* TEXT BLOCK:
━━━━━━━━━━

It was the city home of Margaret McLure, whose politics became fearless after her son was killed in Confederate service in 1862. Union leaders suspected that Pine Lawn, her country estate on Natural Bridge Road (and inspiration for the suburb by that name), was a communication post for rebels. McLure was put on the Belle Memphis.

With her was Eliza Frost, well-to-do wife of rebel Gen. Daniel Frost. Two years before, he had surrendered the pro-Southern Missouri militia in St. Louis to Union Capt. Nathaniel Lyon on the site of today’s St. Louis University. Moments later, 28 civilians and seven Union soldiers were killed in a riot on Olive Street. Frost headed south.

Also on the Belle Memphis was Lucie Nicholson, a proud secessionist who wrote, “God only knows what is before us, but the minds of all Southerners are made up to endure everything with cheerfulness, except defeat.”

━━━━━━━━━━

* DATA ENTRIES:
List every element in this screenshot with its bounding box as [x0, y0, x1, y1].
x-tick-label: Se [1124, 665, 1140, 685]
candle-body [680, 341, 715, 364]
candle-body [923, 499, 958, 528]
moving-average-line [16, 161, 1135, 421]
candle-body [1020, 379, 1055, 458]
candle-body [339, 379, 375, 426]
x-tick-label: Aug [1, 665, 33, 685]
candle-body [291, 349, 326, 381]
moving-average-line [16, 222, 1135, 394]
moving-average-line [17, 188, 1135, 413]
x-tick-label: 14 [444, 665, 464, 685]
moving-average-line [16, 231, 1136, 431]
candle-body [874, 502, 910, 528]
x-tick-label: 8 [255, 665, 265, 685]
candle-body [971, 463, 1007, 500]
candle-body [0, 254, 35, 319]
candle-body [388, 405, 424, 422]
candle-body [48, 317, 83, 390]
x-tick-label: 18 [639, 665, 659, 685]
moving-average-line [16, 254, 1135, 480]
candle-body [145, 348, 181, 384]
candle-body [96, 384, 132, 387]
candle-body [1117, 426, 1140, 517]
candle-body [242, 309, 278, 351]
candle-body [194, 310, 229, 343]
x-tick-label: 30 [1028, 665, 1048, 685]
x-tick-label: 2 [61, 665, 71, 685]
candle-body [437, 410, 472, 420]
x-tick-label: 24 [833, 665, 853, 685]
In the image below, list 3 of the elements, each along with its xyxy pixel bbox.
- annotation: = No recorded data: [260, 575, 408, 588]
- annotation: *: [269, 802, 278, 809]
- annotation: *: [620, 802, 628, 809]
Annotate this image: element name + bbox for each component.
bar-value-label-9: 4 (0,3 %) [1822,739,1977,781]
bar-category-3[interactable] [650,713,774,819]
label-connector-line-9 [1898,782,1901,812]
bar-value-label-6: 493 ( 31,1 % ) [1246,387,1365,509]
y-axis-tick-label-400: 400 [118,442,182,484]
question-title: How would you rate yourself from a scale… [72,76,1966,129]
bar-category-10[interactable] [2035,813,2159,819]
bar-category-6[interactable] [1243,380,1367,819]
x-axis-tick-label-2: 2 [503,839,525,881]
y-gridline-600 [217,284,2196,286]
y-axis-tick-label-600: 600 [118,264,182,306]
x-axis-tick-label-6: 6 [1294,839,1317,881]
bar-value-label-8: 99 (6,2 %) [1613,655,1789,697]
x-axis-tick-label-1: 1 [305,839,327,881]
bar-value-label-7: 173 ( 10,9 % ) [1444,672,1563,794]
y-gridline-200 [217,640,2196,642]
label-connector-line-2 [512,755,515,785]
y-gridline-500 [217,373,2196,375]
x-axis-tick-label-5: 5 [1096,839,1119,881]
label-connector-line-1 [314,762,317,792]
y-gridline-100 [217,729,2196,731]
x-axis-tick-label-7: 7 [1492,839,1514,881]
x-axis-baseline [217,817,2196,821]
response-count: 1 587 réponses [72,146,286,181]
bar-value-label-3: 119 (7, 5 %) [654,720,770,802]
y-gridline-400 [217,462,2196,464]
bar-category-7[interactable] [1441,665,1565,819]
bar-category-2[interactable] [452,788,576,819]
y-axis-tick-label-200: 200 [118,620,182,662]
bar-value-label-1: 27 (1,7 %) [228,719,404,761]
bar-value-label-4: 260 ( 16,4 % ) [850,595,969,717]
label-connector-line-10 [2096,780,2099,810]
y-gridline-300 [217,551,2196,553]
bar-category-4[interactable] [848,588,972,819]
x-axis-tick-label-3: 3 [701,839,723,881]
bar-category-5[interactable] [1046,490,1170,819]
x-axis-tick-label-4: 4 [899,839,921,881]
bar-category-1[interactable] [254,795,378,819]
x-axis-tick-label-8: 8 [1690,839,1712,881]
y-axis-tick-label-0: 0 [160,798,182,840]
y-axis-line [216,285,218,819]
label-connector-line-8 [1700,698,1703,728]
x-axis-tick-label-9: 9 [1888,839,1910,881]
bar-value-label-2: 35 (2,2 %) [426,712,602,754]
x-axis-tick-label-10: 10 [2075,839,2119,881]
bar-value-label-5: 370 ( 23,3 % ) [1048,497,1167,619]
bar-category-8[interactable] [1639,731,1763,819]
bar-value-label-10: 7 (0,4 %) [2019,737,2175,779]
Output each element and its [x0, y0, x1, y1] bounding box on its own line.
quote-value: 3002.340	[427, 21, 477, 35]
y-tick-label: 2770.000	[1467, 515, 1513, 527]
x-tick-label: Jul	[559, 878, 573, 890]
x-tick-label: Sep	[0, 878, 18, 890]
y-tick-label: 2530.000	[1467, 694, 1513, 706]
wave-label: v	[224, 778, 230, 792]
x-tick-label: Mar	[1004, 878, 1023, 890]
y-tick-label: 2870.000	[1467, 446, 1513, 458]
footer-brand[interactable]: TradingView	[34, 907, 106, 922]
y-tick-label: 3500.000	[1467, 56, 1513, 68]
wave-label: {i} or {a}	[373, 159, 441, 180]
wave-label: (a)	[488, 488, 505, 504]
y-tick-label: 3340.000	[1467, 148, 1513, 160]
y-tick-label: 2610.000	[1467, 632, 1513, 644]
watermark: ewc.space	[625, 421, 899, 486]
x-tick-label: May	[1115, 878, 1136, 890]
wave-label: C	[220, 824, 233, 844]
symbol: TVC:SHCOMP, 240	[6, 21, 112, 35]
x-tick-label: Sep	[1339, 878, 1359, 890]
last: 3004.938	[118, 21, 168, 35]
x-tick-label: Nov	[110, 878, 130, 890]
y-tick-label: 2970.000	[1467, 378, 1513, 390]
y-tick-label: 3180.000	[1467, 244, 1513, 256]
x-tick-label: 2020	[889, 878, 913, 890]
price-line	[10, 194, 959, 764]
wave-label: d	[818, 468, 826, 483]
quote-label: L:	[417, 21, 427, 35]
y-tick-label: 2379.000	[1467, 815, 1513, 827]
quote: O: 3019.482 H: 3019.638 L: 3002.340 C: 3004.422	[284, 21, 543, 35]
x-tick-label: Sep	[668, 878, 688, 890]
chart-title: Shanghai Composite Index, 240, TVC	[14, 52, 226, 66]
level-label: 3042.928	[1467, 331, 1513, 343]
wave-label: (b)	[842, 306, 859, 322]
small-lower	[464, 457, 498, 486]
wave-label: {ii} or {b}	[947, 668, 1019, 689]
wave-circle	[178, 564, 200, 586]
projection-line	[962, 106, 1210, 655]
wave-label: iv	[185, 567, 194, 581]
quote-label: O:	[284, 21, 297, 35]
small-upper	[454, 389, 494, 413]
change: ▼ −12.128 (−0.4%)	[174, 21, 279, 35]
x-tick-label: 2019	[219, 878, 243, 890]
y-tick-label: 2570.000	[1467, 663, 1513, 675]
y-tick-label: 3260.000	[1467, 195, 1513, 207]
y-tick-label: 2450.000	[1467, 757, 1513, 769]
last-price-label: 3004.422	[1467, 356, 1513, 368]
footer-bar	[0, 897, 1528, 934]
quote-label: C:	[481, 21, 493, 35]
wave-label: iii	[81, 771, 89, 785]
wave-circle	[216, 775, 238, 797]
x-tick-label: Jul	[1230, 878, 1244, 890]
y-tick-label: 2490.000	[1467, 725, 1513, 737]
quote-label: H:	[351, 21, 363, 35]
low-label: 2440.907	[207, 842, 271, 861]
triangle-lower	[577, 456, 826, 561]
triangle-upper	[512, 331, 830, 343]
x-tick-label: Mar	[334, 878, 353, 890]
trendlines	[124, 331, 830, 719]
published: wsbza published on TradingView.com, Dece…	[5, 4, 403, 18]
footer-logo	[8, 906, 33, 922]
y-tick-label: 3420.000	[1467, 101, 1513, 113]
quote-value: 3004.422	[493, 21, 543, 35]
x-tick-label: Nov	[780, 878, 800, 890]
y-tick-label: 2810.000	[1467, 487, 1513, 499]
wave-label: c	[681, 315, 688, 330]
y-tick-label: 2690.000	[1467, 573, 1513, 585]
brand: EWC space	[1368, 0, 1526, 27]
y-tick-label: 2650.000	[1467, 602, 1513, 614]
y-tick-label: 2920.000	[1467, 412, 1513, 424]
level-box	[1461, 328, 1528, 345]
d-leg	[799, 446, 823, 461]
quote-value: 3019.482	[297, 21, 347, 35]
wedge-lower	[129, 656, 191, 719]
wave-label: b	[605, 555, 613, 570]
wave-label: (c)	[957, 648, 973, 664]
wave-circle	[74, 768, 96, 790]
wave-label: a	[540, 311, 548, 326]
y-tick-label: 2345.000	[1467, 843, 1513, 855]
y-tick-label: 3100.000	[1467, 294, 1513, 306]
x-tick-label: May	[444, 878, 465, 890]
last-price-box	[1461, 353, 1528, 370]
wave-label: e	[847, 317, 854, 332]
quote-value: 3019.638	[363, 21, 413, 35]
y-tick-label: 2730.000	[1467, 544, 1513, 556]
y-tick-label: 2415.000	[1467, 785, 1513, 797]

━━━━━━━━━━

* WHAT YOU NEED TO DO:
1. In the Civil War passage, what was the name of Margaret McLure's country estate?
2. Render the part of the entries that opens with their first line and closes with the line containing "x-tick-label: Aug [1, 665, 33, 685]" as a Markdown table with columns n (row number) and Line. Leave out blank lines.
The entries have nothing to do with the Civil War passage.

* SOLUTION LIST:
1. Pine Lawn

2.
| n | Line |
|---|---|
| 1 | List every element in this screenshot with its bounding box as [x0, y0, x1, y1]. |
| 2 | x-tick-label: Se [1124, 665, 1140, 685] |
| 3 | candle-body [680, 341, 715, 364] |
| 4 | candle-body [923, 499, 958, 528] |
| 5 | moving-average-line [16, 161, 1135, 421] |
| 6 | candle-body [1020, 379, 1055, 458] |
| 7 | candle-body [339, 379, 375, 426] |
| 8 | x-tick-label: Aug [1, 665, 33, 685] |